**Brief**
Are you able to quote each entry exactly as written?

**Available records**
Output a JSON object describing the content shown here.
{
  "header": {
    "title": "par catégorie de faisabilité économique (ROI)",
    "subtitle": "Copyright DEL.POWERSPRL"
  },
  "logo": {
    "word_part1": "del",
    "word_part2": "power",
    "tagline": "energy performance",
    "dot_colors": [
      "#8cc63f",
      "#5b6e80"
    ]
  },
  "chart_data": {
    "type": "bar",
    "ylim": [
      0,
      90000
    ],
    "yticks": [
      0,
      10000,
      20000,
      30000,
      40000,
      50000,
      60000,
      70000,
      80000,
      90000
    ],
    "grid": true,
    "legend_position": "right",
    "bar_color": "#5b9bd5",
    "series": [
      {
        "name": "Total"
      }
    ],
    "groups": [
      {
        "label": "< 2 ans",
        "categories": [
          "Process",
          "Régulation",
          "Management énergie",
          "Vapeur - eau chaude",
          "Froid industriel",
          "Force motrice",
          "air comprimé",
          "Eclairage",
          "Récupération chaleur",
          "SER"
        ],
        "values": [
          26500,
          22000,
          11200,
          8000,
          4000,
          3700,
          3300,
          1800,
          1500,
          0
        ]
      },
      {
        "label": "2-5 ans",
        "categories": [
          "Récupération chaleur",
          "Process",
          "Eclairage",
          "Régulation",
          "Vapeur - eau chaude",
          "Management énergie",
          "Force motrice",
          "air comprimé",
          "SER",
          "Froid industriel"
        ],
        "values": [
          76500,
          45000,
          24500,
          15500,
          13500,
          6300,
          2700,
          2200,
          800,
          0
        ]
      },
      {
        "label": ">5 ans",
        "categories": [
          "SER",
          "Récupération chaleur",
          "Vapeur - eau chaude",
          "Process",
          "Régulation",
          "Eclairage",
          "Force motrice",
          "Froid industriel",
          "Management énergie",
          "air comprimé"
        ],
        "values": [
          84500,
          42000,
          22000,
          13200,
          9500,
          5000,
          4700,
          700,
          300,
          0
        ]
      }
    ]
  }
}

**Task solution**
Output a JSON object describing the content shown here.
{
  "header": {
    "title": "par catégorie de faisabilité économique (ROI)",
    "subtitle": "Copyright DEL.POWERSPRL"
  },
  "logo": {
    "word_part1": "del",
    "word_part2": "power",
    "tagline": "energy performance",
    "dot_colors": [
      "#8cc63f",
      "#5b6e80"
    ]
  },
  "chart_data": {
    "type": "bar",
    "ylim": [
      0,
      90000
    ],
    "yticks": [
      0,
      10000,
      20000,
      30000,
      40000,
      50000,
      60000,
      70000,
      80000,
      90000
    ],
    "grid": true,
    "legend_position": "right",
    "bar_color": "#5b9bd5",
    "series": [
      {
        "name": "Total"
      }
    ],
    "groups": [
      {
        "label": "< 2 ans",
        "categories": [
          "Process",
          "Régulation",
          "Management énergie",
          "Vapeur - eau chaude",
          "Froid industriel",
          "Force motrice",
          "air comprimé",
          "Eclairage",
          "Récupération chaleur",
          "SER"
        ],
        "values": [
          26500,
          22000,
          11200,
          8000,
          4000,
          3700,
          3300,
          1800,
          1500,
          0
        ]
      },
      {
        "label": "2-5 ans",
        "categories": [
          "Récupération chaleur",
          "Process",
          "Eclairage",
          "Régulation",
          "Vapeur - eau chaude",
          "Management énergie",
          "Force motrice",
          "air comprimé",
          "SER",
          "Froid industriel"
        ],
        "values": [
          76500,
          45000,
          24500,
          15500,
          13500,
          6300,
          2700,
          2200,
          800,
          0
        ]
      },
      {
        "label": ">5 ans",
        "categories": [
          "SER",
          "Récupération chaleur",
          "Vapeur - eau chaude",
          "Process",
          "Régulation",
          "Eclairage",
          "Force motrice",
          "Froid industriel",
          "Management énergie",
          "air comprimé"
        ],
        "values": [
          84500,
          42000,
          22000,
          13200,
          9500,
          5000,
          4700,
          700,
          300,
          0
        ]
      }
    ]
  }
}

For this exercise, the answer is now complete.